### AIM OF THE TASK
Examine the material below. Gather every line in which the string "säilyttää" appears.

### PROVIDED DATA
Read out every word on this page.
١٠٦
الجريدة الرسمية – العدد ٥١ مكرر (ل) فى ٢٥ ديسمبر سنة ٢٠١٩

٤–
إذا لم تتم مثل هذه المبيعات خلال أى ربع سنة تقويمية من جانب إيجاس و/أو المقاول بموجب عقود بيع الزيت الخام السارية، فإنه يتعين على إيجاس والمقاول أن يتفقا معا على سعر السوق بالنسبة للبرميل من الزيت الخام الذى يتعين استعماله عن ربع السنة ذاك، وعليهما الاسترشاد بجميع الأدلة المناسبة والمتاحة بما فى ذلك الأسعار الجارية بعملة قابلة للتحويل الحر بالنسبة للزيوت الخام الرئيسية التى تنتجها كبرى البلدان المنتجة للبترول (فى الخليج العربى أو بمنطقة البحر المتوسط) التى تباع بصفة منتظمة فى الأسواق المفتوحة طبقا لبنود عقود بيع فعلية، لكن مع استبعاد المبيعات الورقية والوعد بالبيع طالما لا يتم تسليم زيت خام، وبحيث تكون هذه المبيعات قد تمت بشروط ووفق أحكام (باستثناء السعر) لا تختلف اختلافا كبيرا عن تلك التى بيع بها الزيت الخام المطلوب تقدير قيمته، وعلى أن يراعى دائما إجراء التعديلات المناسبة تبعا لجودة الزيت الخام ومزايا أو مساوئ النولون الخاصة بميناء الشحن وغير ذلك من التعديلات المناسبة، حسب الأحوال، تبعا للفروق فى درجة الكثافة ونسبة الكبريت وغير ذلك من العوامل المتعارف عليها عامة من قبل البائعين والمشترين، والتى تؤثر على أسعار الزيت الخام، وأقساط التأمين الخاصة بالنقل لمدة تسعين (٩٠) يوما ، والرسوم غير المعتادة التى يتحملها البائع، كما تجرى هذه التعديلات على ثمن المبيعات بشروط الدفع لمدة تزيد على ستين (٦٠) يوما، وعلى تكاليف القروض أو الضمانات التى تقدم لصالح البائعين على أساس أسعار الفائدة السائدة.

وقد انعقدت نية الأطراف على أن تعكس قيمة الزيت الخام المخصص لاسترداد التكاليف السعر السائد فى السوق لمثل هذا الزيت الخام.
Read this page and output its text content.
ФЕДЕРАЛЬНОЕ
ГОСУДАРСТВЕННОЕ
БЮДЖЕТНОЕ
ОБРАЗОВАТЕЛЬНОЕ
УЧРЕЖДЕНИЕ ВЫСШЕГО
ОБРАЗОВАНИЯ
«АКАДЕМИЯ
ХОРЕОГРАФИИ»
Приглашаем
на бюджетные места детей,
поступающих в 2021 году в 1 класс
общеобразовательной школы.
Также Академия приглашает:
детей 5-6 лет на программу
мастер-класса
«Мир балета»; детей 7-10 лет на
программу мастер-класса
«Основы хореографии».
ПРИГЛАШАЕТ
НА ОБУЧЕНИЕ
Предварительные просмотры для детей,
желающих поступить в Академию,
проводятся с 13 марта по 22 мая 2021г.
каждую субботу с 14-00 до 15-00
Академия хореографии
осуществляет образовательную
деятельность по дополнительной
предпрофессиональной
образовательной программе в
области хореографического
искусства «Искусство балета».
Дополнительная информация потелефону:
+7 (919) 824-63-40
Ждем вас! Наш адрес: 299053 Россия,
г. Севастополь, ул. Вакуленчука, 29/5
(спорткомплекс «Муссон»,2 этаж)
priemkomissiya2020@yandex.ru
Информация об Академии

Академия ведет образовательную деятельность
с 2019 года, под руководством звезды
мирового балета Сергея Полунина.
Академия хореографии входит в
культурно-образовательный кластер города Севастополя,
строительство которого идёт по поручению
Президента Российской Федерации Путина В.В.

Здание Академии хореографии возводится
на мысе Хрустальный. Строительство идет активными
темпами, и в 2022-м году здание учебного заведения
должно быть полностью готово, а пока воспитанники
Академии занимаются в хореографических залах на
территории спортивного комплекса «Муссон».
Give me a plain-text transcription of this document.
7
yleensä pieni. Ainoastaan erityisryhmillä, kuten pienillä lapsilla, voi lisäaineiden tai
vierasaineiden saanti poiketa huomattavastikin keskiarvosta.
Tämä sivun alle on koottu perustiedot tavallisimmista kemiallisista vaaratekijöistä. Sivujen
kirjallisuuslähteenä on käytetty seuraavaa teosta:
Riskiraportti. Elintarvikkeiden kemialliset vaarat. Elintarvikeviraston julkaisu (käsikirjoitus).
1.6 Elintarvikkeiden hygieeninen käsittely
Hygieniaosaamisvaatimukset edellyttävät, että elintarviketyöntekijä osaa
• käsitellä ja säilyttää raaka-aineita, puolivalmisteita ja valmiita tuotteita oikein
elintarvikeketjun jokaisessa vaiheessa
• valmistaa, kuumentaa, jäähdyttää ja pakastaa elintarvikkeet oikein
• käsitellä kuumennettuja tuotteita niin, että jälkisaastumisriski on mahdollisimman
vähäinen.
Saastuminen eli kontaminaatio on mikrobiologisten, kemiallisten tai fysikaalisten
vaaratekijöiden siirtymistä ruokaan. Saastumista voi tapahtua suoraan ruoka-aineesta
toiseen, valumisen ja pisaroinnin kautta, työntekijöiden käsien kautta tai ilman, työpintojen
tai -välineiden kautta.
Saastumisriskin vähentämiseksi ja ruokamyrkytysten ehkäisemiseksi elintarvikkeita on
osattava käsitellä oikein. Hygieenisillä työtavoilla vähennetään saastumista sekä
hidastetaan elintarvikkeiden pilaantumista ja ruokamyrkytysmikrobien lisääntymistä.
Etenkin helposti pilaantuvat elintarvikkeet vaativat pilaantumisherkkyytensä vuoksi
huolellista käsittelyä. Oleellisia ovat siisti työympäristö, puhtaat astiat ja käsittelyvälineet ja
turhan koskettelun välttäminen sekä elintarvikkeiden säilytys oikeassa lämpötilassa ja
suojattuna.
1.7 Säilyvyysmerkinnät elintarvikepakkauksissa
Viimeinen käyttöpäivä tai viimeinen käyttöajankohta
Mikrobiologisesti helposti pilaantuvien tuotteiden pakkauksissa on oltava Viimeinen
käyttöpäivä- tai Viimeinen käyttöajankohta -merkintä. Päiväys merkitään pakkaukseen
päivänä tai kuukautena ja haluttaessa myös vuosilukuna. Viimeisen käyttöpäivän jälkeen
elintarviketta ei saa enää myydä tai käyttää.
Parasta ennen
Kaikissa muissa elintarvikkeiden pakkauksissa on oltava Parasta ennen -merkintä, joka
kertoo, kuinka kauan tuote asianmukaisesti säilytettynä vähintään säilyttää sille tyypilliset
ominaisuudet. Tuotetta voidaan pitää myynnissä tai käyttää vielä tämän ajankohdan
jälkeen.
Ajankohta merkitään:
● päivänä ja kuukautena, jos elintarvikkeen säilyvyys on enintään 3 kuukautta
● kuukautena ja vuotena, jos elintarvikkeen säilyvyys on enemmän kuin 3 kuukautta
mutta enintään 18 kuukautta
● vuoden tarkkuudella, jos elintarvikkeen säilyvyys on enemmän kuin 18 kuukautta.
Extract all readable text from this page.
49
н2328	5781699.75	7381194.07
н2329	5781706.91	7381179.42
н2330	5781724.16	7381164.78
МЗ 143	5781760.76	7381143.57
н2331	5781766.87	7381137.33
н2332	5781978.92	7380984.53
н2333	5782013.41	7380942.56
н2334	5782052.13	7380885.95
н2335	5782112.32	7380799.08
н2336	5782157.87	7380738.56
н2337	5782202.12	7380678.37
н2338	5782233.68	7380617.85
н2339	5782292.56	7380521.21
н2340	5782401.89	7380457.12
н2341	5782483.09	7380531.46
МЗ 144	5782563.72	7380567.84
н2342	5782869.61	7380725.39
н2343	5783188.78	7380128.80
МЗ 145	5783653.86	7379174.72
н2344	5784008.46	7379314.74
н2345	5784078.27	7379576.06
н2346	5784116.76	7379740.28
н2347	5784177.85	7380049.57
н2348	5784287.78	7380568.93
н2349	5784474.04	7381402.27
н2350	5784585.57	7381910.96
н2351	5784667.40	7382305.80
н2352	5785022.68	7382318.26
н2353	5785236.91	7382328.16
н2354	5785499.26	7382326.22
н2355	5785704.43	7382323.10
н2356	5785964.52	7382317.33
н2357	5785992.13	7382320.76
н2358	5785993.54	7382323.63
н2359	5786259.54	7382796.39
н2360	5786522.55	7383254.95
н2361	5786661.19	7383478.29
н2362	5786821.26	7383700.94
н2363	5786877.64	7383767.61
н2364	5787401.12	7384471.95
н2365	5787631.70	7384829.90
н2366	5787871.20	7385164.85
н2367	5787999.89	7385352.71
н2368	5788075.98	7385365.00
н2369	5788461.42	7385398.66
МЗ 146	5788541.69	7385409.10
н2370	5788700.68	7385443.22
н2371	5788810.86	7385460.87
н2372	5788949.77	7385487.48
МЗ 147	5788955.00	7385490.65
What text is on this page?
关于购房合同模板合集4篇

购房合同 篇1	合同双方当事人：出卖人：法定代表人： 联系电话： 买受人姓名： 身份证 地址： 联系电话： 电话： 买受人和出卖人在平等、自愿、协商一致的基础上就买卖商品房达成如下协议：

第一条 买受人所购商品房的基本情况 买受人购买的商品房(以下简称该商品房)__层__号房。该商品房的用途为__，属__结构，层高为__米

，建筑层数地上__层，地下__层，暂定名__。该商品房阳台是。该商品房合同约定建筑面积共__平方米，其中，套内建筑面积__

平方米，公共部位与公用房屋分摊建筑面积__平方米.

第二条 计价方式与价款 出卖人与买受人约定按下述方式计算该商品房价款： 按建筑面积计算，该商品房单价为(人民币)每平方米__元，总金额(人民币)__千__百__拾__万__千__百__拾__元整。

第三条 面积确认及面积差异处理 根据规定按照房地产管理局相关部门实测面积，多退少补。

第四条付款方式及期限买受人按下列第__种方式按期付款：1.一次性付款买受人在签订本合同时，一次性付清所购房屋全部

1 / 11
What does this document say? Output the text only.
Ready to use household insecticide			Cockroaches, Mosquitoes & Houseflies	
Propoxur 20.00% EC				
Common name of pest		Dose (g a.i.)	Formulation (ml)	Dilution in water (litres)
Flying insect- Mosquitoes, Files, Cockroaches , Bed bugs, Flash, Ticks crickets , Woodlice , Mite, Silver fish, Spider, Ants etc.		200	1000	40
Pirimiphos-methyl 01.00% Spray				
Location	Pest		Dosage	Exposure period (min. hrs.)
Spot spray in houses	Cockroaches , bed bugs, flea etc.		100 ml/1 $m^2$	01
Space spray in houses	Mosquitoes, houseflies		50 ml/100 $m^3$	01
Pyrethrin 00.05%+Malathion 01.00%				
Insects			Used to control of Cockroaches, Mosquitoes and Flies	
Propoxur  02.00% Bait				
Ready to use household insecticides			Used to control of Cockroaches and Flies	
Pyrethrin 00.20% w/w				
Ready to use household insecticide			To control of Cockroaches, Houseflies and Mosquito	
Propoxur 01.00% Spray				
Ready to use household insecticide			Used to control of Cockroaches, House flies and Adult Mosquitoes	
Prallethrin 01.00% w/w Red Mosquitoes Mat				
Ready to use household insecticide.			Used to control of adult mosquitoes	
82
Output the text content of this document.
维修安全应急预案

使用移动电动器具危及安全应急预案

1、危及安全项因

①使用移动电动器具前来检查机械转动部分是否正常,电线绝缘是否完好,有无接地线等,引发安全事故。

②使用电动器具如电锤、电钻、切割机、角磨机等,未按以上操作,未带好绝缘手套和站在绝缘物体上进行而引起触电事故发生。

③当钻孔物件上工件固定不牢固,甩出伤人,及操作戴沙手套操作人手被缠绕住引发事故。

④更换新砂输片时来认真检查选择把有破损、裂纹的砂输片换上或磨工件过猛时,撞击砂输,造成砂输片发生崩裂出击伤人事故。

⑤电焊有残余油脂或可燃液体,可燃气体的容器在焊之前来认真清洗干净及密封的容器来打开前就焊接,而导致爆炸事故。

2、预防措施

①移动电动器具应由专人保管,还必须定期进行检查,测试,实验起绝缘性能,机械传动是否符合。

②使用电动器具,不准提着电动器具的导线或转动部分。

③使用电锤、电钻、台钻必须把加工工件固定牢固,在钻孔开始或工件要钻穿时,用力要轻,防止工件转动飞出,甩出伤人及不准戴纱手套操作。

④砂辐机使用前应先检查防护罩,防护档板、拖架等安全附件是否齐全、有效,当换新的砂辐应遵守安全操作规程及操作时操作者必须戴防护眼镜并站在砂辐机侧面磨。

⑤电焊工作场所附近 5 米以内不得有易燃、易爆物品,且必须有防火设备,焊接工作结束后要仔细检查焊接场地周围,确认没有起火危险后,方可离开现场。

### SOLUTION TO THIS EXERCISE
• käsitellä ja säilyttää raaka-aineita, puolivalmisteita ja valmiita tuotteita oikein
kertoo, kuinka kauan tuote asianmukaisesti säilytettynä vähintään säilyttää sille tyypilliset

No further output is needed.